%%
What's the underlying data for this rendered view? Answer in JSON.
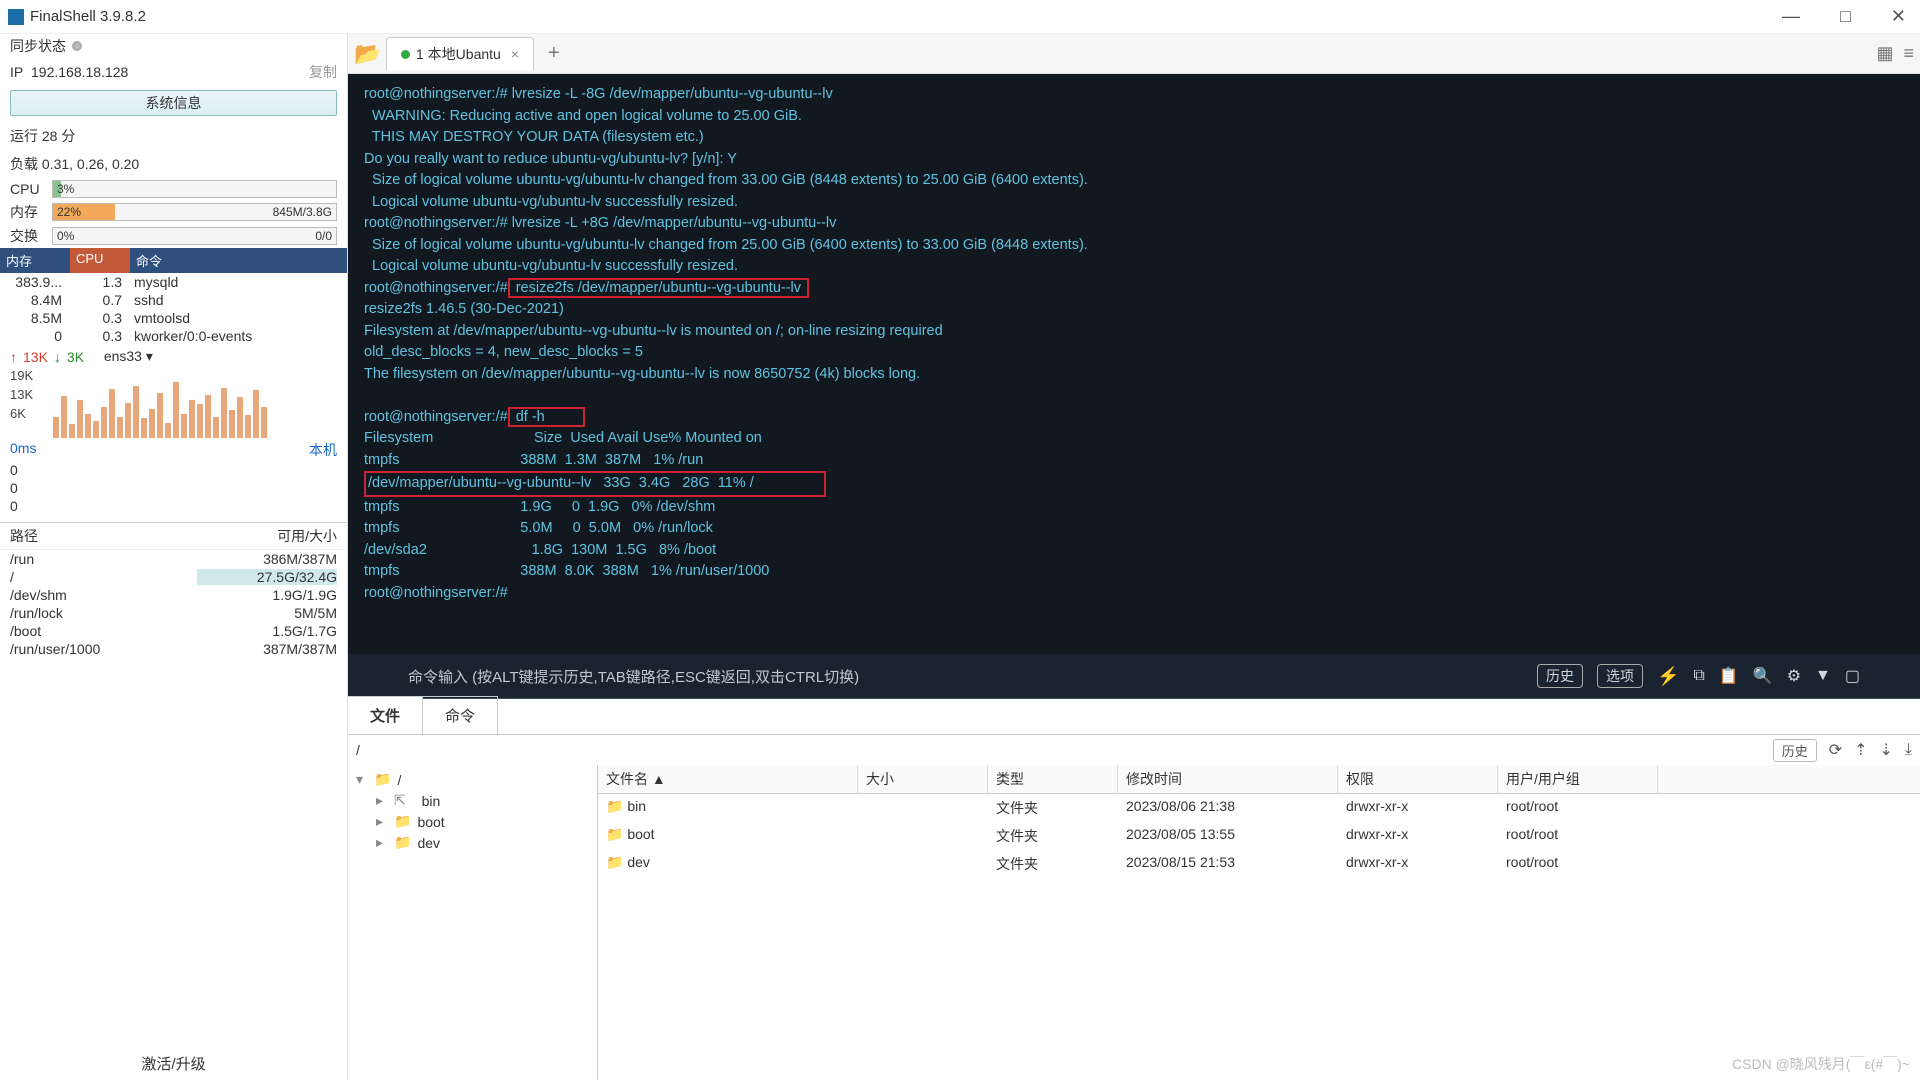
{
  "titlebar": {
    "title": "FinalShell 3.9.8.2"
  },
  "sidebar": {
    "sync_label": "同步状态",
    "ip_label": "IP",
    "ip_value": "192.168.18.128",
    "copy_label": "复制",
    "sysinfo_btn": "系统信息",
    "uptime": "运行 28 分",
    "load_label": "负载 0.31, 0.26, 0.20",
    "cpu_label": "CPU",
    "cpu_pct": "3%",
    "mem_label": "内存",
    "mem_pct": "22%",
    "mem_rt": "845M/3.8G",
    "swap_label": "交换",
    "swap_pct": "0%",
    "swap_rt": "0/0",
    "proc_head": {
      "c1": "内存",
      "c2": "CPU",
      "c3": "命令"
    },
    "procs": [
      {
        "mem": "383.9...",
        "cpu": "1.3",
        "cmd": "mysqld"
      },
      {
        "mem": "8.4M",
        "cpu": "0.7",
        "cmd": "sshd"
      },
      {
        "mem": "8.5M",
        "cpu": "0.3",
        "cmd": "vmtoolsd"
      },
      {
        "mem": "0",
        "cpu": "0.3",
        "cmd": "kworker/0:0-events"
      }
    ],
    "net_up": "13K",
    "net_dn": "3K",
    "iface": "ens33",
    "ticks": [
      "19K",
      "13K",
      "6K"
    ],
    "lat_ms": "0ms",
    "lat_host": "本机",
    "lat_vals": [
      "0",
      "0",
      "0"
    ],
    "disk_head": {
      "path": "路径",
      "size": "可用/大小"
    },
    "disks": [
      {
        "path": "/run",
        "size": "386M/387M",
        "hl": false
      },
      {
        "path": "/",
        "size": "27.5G/32.4G",
        "hl": true
      },
      {
        "path": "/dev/shm",
        "size": "1.9G/1.9G",
        "hl": false
      },
      {
        "path": "/run/lock",
        "size": "5M/5M",
        "hl": false
      },
      {
        "path": "/boot",
        "size": "1.5G/1.7G",
        "hl": false
      },
      {
        "path": "/run/user/1000",
        "size": "387M/387M",
        "hl": false
      }
    ],
    "activate": "激活/升级"
  },
  "tabs": {
    "t0": "1 本地Ubantu"
  },
  "terminal": {
    "l1": "root@nothingserver:/# lvresize -L -8G /dev/mapper/ubuntu--vg-ubuntu--lv",
    "l2": "  WARNING: Reducing active and open logical volume to 25.00 GiB.",
    "l3": "  THIS MAY DESTROY YOUR DATA (filesystem etc.)",
    "l4": "Do you really want to reduce ubuntu-vg/ubuntu-lv? [y/n]: Y",
    "l5": "  Size of logical volume ubuntu-vg/ubuntu-lv changed from 33.00 GiB (8448 extents) to 25.00 GiB (6400 extents).",
    "l6": "  Logical volume ubuntu-vg/ubuntu-lv successfully resized.",
    "l7": "root@nothingserver:/# lvresize -L +8G /dev/mapper/ubuntu--vg-ubuntu--lv",
    "l8": "  Size of logical volume ubuntu-vg/ubuntu-lv changed from 25.00 GiB (6400 extents) to 33.00 GiB (8448 extents).",
    "l9": "  Logical volume ubuntu-vg/ubuntu-lv successfully resized.",
    "l10a": "root@nothingserver:/#",
    "l10b": " resize2fs /dev/mapper/ubuntu--vg-ubuntu--lv ",
    "l11": "resize2fs 1.46.5 (30-Dec-2021)",
    "l12": "Filesystem at /dev/mapper/ubuntu--vg-ubuntu--lv is mounted on /; on-line resizing required",
    "l13": "old_desc_blocks = 4, new_desc_blocks = 5",
    "l14": "The filesystem on /dev/mapper/ubuntu--vg-ubuntu--lv is now 8650752 (4k) blocks long.",
    "l15": "",
    "l16a": "root@nothingserver:/#",
    "l16b": " df -h         ",
    "l17": "Filesystem                         Size  Used Avail Use% Mounted on",
    "l18": "tmpfs                              388M  1.3M  387M   1% /run",
    "l19": "/dev/mapper/ubuntu--vg-ubuntu--lv   33G  3.4G   28G  11% /                 ",
    "l20": "tmpfs                              1.9G     0  1.9G   0% /dev/shm",
    "l21": "tmpfs                              5.0M     0  5.0M   0% /run/lock",
    "l22": "/dev/sda2                          1.8G  130M  1.5G   8% /boot",
    "l23": "tmpfs                              388M  8.0K  388M   1% /run/user/1000",
    "l24": "root@nothingserver:/#"
  },
  "cmdbar": {
    "hint": "命令输入 (按ALT键提示历史,TAB键路径,ESC键返回,双击CTRL切换)",
    "history": "历史",
    "options": "选项"
  },
  "lower": {
    "tab_file": "文件",
    "tab_cmd": "命令",
    "path": "/",
    "history_btn": "历史",
    "tree": {
      "root": "/",
      "items": [
        "bin",
        "boot",
        "dev"
      ]
    },
    "cols": {
      "name": "文件名",
      "size": "大小",
      "type": "类型",
      "time": "修改时间",
      "perm": "权限",
      "user": "用户/用户组"
    },
    "sort_arrow": "▲",
    "rows": [
      {
        "name": "bin",
        "size": "",
        "type": "文件夹",
        "time": "2023/08/06 21:38",
        "perm": "drwxr-xr-x",
        "user": "root/root"
      },
      {
        "name": "boot",
        "size": "",
        "type": "文件夹",
        "time": "2023/08/05 13:55",
        "perm": "drwxr-xr-x",
        "user": "root/root"
      },
      {
        "name": "dev",
        "size": "",
        "type": "文件夹",
        "time": "2023/08/15 21:53",
        "perm": "drwxr-xr-x",
        "user": "root/root"
      }
    ]
  },
  "watermark": "CSDN @晓风残月(￣ε(#￣)~"
}
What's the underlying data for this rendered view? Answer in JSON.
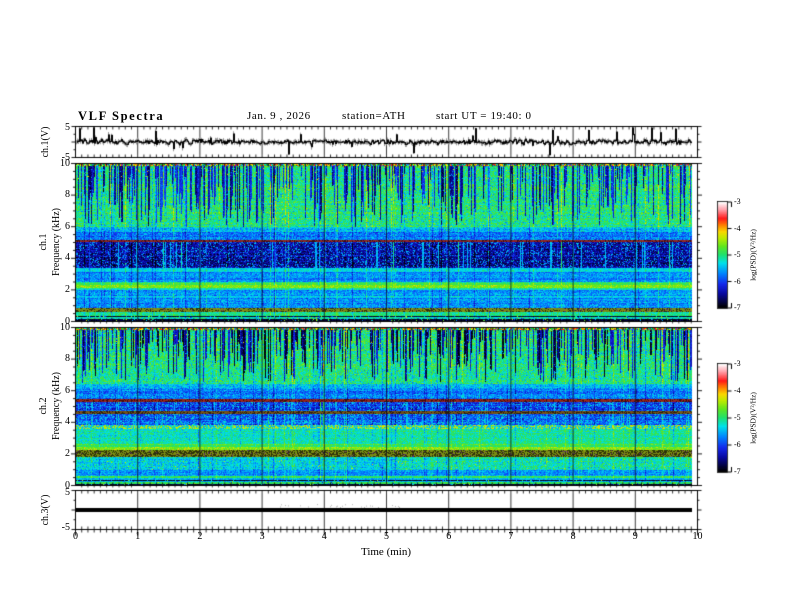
{
  "header": {
    "title": "VLF Spectra",
    "date": "Jan. 9 , 2026",
    "station": "station=ATH",
    "start_ut": "start UT =  19:40: 0"
  },
  "xaxis": {
    "label": "Time (min)",
    "tick_labels": [
      "0",
      "1",
      "2",
      "3",
      "4",
      "5",
      "6",
      "7",
      "8",
      "9",
      "10"
    ],
    "range_min": [
      0,
      10
    ],
    "minor_tick_step_min": 0.1
  },
  "panels": {
    "ch1_wave": {
      "ylabel": "ch.1(V)",
      "ytick_labels": [
        "5",
        "-5"
      ],
      "y_range": [
        -5,
        5
      ]
    },
    "spec1": {
      "ylabel_channel": "ch.1",
      "ylabel_axis": "Frequency (kHz)",
      "ytick_labels": [
        "10",
        "8",
        "6",
        "4",
        "2",
        "0"
      ],
      "y_range_kHz": [
        0,
        10
      ]
    },
    "spec2": {
      "ylabel_channel": "ch.2",
      "ylabel_axis": "Frequency (kHz)",
      "ytick_labels": [
        "10",
        "8",
        "6",
        "4",
        "2",
        "0"
      ],
      "y_range_kHz": [
        0,
        10
      ]
    },
    "ch3_wave": {
      "ylabel": "ch.3(V)",
      "ytick_labels": [
        "5",
        "-5"
      ],
      "y_range": [
        -5,
        5
      ]
    }
  },
  "colorbars": [
    {
      "label": "log(PSD)(V²/Hz)",
      "tick_labels": [
        "-3",
        "-4",
        "-5",
        "-6",
        "-7"
      ],
      "z_range": [
        -7,
        -3
      ]
    },
    {
      "label": "log(PSD)(V²/Hz)",
      "tick_labels": [
        "-3",
        "-4",
        "-5",
        "-6",
        "-7"
      ],
      "z_range": [
        -7,
        -3
      ]
    }
  ],
  "colormap": {
    "stops": [
      [
        0.0,
        [
          0,
          0,
          0
        ]
      ],
      [
        0.13,
        [
          8,
          8,
          160
        ]
      ],
      [
        0.22,
        [
          20,
          40,
          235
        ]
      ],
      [
        0.32,
        [
          0,
          130,
          255
        ]
      ],
      [
        0.42,
        [
          0,
          225,
          235
        ]
      ],
      [
        0.5,
        [
          30,
          225,
          110
        ]
      ],
      [
        0.58,
        [
          95,
          230,
          30
        ]
      ],
      [
        0.66,
        [
          190,
          235,
          0
        ]
      ],
      [
        0.72,
        [
          250,
          215,
          0
        ]
      ],
      [
        0.78,
        [
          255,
          130,
          0
        ]
      ],
      [
        0.845,
        [
          255,
          25,
          25
        ]
      ],
      [
        0.93,
        [
          255,
          160,
          170
        ]
      ],
      [
        1.0,
        [
          255,
          255,
          255
        ]
      ]
    ]
  },
  "chart_data": [
    {
      "panel": "ch.1 waveform",
      "type": "line",
      "ylabel": "ch.1(V)",
      "x_range_min": [
        0,
        10
      ],
      "y_range_V": [
        -5,
        5
      ],
      "data_end_min": 9.9,
      "signal": {
        "mean_V": 0,
        "typical_noise_V": 0.9,
        "spike_amplitude_V": 4.4,
        "spike_prob_per_sample": 0.045,
        "seed": 77031
      }
    },
    {
      "panel": "ch.1 spectrogram",
      "type": "heatmap",
      "ylabel": "Frequency (kHz)",
      "x_range_min": [
        0,
        10
      ],
      "y_range_kHz": [
        0,
        10
      ],
      "data_end_min": 9.9,
      "z_label": "log(PSD)(V²/Hz)",
      "z_range": [
        -7,
        -3
      ],
      "seed": 11,
      "column_effects": {
        "streak_prob": 0.45,
        "streak_bottom_kHz": [
          6.0,
          9.4
        ],
        "accent_prob": 0.1,
        "cyan_column_prob": 0.07
      },
      "bands": [
        {
          "f": [
            9.85,
            10.0
          ],
          "style": "rainbow-speckle"
        },
        {
          "f": [
            6.0,
            9.85
          ],
          "style": "green-with-streaks",
          "level": -5.0,
          "sigma": 0.3,
          "streak_level": -6.5,
          "warm_dot_prob": 0.012
        },
        {
          "f": [
            5.7,
            6.0
          ],
          "style": "speckle",
          "level": -5.45,
          "sigma": 0.3
        },
        {
          "f": [
            5.15,
            5.7
          ],
          "style": "speckle",
          "level": -5.8,
          "sigma": 0.3
        },
        {
          "f": [
            5.02,
            5.15
          ],
          "style": "maroon-row"
        },
        {
          "f": [
            3.35,
            5.02
          ],
          "style": "dark-speckle",
          "level": -6.5,
          "sigma": 0.3,
          "fleck_level": -5.6,
          "fleck_prob": 0.17
        },
        {
          "f": [
            3.12,
            3.35
          ],
          "style": "speckle",
          "level": -5.25,
          "sigma": 0.2
        },
        {
          "f": [
            2.5,
            3.12
          ],
          "style": "speckle",
          "level": -5.7,
          "sigma": 0.25
        },
        {
          "f": [
            2.32,
            2.5
          ],
          "style": "speckle",
          "level": -4.9,
          "sigma": 0.2
        },
        {
          "f": [
            2.1,
            2.32
          ],
          "style": "warm-row",
          "level": -4.6,
          "warm_prob": 0.12
        },
        {
          "f": [
            1.95,
            2.1
          ],
          "style": "speckle",
          "level": -5.1,
          "sigma": 0.2
        },
        {
          "f": [
            1.62,
            1.95
          ],
          "style": "speckle",
          "level": -5.65,
          "sigma": 0.28
        },
        {
          "f": [
            1.45,
            1.62
          ],
          "style": "speckle",
          "level": -5.35,
          "sigma": 0.2
        },
        {
          "f": [
            0.8,
            1.45
          ],
          "style": "speckle",
          "level": -5.68,
          "sigma": 0.28
        },
        {
          "f": [
            0.55,
            0.8
          ],
          "style": "olive-row",
          "dark_prob": 0.3
        },
        {
          "f": [
            0.35,
            0.55
          ],
          "style": "speckle",
          "level": -5.05,
          "sigma": 0.22
        },
        {
          "f": [
            0.0,
            0.35
          ],
          "style": "dark-bottom",
          "speckle_prob": 0.12,
          "lines": [
            {
              "f": 0.18,
              "level": -5.2
            }
          ]
        }
      ]
    },
    {
      "panel": "ch.2 spectrogram",
      "type": "heatmap",
      "ylabel": "Frequency (kHz)",
      "x_range_min": [
        0,
        10
      ],
      "y_range_kHz": [
        0,
        10
      ],
      "data_end_min": 9.9,
      "z_label": "log(PSD)(V²/Hz)",
      "z_range": [
        -7,
        -3
      ],
      "seed": 22,
      "column_effects": {
        "streak_prob": 0.5,
        "streak_bottom_kHz": [
          6.5,
          9.4
        ],
        "accent_prob": 0.1,
        "cyan_column_prob": 0.05
      },
      "bands": [
        {
          "f": [
            9.85,
            10.0
          ],
          "style": "rainbow-speckle"
        },
        {
          "f": [
            6.45,
            9.85
          ],
          "style": "green-with-streaks",
          "level": -5.0,
          "sigma": 0.3,
          "streak_level": -6.8,
          "warm_dot_prob": 0.01
        },
        {
          "f": [
            6.1,
            6.45
          ],
          "style": "speckle",
          "level": -5.5,
          "sigma": 0.28
        },
        {
          "f": [
            5.45,
            6.1
          ],
          "style": "speckle",
          "level": -5.75,
          "sigma": 0.3
        },
        {
          "f": [
            5.3,
            5.45
          ],
          "style": "maroon-row"
        },
        {
          "f": [
            4.72,
            5.3
          ],
          "style": "dark-speckle",
          "level": -6.05,
          "sigma": 0.3,
          "fleck_level": -5.4,
          "fleck_prob": 0.15
        },
        {
          "f": [
            4.55,
            4.72
          ],
          "style": "dark-row"
        },
        {
          "f": [
            3.85,
            4.55
          ],
          "style": "dark-speckle",
          "level": -5.9,
          "sigma": 0.3,
          "fleck_level": -5.3,
          "fleck_prob": 0.15
        },
        {
          "f": [
            3.55,
            3.85
          ],
          "style": "warm-dotted",
          "level": -5.35,
          "warm_prob": 0.4
        },
        {
          "f": [
            2.62,
            3.55
          ],
          "style": "speckle",
          "level": -5.2,
          "sigma": 0.25,
          "right_boost": 0.15
        },
        {
          "f": [
            2.45,
            2.62
          ],
          "style": "speckle",
          "level": -4.85,
          "sigma": 0.2
        },
        {
          "f": [
            2.25,
            2.45
          ],
          "style": "warm-row",
          "level": -4.6,
          "warm_prob": 0.15
        },
        {
          "f": [
            1.8,
            2.25
          ],
          "style": "olive-row",
          "dark_prob": 0.45
        },
        {
          "f": [
            0.95,
            1.8
          ],
          "style": "speckle",
          "level": -5.35,
          "sigma": 0.3,
          "right_boost": 0.25,
          "warm_dot_prob": 0.01
        },
        {
          "f": [
            0.6,
            0.95
          ],
          "style": "speckle",
          "level": -5.6,
          "sigma": 0.25
        },
        {
          "f": [
            0.45,
            0.6
          ],
          "style": "speckle",
          "level": -5.0,
          "sigma": 0.2
        },
        {
          "f": [
            0.3,
            0.45
          ],
          "style": "speckle",
          "level": -5.45,
          "sigma": 0.2
        },
        {
          "f": [
            0.0,
            0.3
          ],
          "style": "dark-bottom",
          "speckle_prob": 0.1,
          "lines": [
            {
              "f": 0.22,
              "level": -5.5
            },
            {
              "f": 0.12,
              "level": -4.9
            }
          ]
        }
      ]
    },
    {
      "panel": "ch.3 waveform",
      "type": "line",
      "ylabel": "ch.3(V)",
      "x_range_min": [
        0,
        10
      ],
      "y_range_V": [
        -5,
        5
      ],
      "data_end_min": 9.9,
      "signal": {
        "constant_value_V": 0,
        "line_thickness_px": 4
      }
    }
  ]
}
%%
Examine the records and pull out every line where the string "ubuntu" occurs.

** Expected answer **
    "l1": "root@nothingserver:/# lvresize -L -8G /dev/mapper/ubuntu--vg-ubuntu--lv",
    "l4": "Do you really want to reduce ubuntu-vg/ubuntu-lv? [y/n]: Y",
    "l5": "  Size of logical volume ubuntu-vg/ubuntu-lv changed from 33.00 GiB (8448 extents) to 25.00 GiB (6400 extents).",
    "l6": "  Logical volume ubuntu-vg/ubuntu-lv successfully resized.",
    "l7": "root@nothingserver:/# lvresize -L +8G /dev/mapper/ubuntu--vg-ubuntu--lv",
    "l8": "  Size of logical volume ubuntu-vg/ubuntu-lv changed from 25.00 GiB (6400 extents) to 33.00 GiB (8448 extents).",
    "l9": "  Logical volume ubuntu-vg/ubuntu-lv successfully resized.",
    "l10b": " resize2fs /dev/mapper/ubuntu--vg-ubuntu--lv ",
    "l12": "Filesystem at /dev/mapper/ubuntu--vg-ubuntu--lv is mounted on /; on-line resizing required",
    "l14": "The filesystem on /dev/mapper/ubuntu--vg-ubuntu--lv is now 8650752 (4k) blocks long.",
    "l19": "/dev/mapper/ubuntu--vg-ubuntu--lv   33G  3.4G   28G  11% /                 ",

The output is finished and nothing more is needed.